Problem description
Set down the full listing exactly, character for character.

(Records contained in a dataset)
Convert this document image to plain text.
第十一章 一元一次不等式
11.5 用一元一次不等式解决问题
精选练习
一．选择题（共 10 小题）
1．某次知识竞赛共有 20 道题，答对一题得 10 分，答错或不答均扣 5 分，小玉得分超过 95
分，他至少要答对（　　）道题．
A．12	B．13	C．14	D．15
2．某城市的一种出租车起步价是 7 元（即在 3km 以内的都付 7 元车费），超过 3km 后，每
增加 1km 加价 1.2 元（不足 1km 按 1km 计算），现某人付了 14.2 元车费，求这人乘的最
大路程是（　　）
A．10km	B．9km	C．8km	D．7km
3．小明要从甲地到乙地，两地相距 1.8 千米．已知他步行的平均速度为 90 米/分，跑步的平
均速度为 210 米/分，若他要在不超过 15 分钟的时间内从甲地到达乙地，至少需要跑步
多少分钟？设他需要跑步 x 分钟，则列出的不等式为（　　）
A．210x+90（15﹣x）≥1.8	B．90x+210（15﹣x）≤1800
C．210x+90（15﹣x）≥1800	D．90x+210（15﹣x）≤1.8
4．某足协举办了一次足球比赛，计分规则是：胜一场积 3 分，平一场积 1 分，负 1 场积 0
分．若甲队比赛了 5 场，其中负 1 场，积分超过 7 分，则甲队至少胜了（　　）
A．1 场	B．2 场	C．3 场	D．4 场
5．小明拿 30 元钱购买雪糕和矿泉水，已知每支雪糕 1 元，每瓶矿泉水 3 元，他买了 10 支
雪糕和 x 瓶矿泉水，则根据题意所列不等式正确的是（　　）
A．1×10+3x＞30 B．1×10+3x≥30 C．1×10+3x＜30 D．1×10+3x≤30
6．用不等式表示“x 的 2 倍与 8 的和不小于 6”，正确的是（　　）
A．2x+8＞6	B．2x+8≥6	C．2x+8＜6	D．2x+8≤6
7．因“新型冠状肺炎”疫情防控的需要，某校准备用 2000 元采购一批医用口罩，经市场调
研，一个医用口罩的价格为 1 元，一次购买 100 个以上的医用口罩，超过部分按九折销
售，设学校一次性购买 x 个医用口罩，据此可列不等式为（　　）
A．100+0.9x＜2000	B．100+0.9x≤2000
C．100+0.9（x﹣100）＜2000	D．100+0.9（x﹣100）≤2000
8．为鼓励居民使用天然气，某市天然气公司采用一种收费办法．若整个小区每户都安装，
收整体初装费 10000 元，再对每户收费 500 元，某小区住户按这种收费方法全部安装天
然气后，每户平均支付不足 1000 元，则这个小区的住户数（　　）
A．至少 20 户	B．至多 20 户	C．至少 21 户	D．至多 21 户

Solution to the exercise
Convert this document image to plain text.
第十一章 一元一次不等式
11.5 用一元一次不等式解决问题
精选练习
一．选择题（共 10 小题）
1．某次知识竞赛共有 20 道题，答对一题得 10 分，答错或不答均扣 5 分，小玉得分超过 95
分，他至少要答对（　　）道题．
A．12	B．13	C．14	D．15
2．某城市的一种出租车起步价是 7 元（即在 3km 以内的都付 7 元车费），超过 3km 后，每
增加 1km 加价 1.2 元（不足 1km 按 1km 计算），现某人付了 14.2 元车费，求这人乘的最
大路程是（　　）
A．10km	B．9km	C．8km	D．7km
3．小明要从甲地到乙地，两地相距 1.8 千米．已知他步行的平均速度为 90 米/分，跑步的平
均速度为 210 米/分，若他要在不超过 15 分钟的时间内从甲地到达乙地，至少需要跑步
多少分钟？设他需要跑步 x 分钟，则列出的不等式为（　　）
A．210x+90（15﹣x）≥1.8	B．90x+210（15﹣x）≤1800
C．210x+90（15﹣x）≥1800	D．90x+210（15﹣x）≤1.8
4．某足协举办了一次足球比赛，计分规则是：胜一场积 3 分，平一场积 1 分，负 1 场积 0
分．若甲队比赛了 5 场，其中负 1 场，积分超过 7 分，则甲队至少胜了（　　）
A．1 场	B．2 场	C．3 场	D．4 场
5．小明拿 30 元钱购买雪糕和矿泉水，已知每支雪糕 1 元，每瓶矿泉水 3 元，他买了 10 支
雪糕和 x 瓶矿泉水，则根据题意所列不等式正确的是（　　）
A．1×10+3x＞30 B．1×10+3x≥30 C．1×10+3x＜30 D．1×10+3x≤30
6．用不等式表示“x 的 2 倍与 8 的和不小于 6”，正确的是（　　）
A．2x+8＞6	B．2x+8≥6	C．2x+8＜6	D．2x+8≤6
7．因“新型冠状肺炎”疫情防控的需要，某校准备用 2000 元采购一批医用口罩，经市场调
研，一个医用口罩的价格为 1 元，一次购买 100 个以上的医用口罩，超过部分按九折销
售，设学校一次性购买 x 个医用口罩，据此可列不等式为（　　）
A．100+0.9x＜2000	B．100+0.9x≤2000
C．100+0.9（x﹣100）＜2000	D．100+0.9（x﹣100）≤2000
8．为鼓励居民使用天然气，某市天然气公司采用一种收费办法．若整个小区每户都安装，
收整体初装费 10000 元，再对每户收费 500 元，某小区住户按这种收费方法全部安装天
然气后，每户平均支付不足 1000 元，则这个小区的住户数（　　）
A．至少 20 户	B．至多 20 户	C．至少 21 户	D．至多 21 户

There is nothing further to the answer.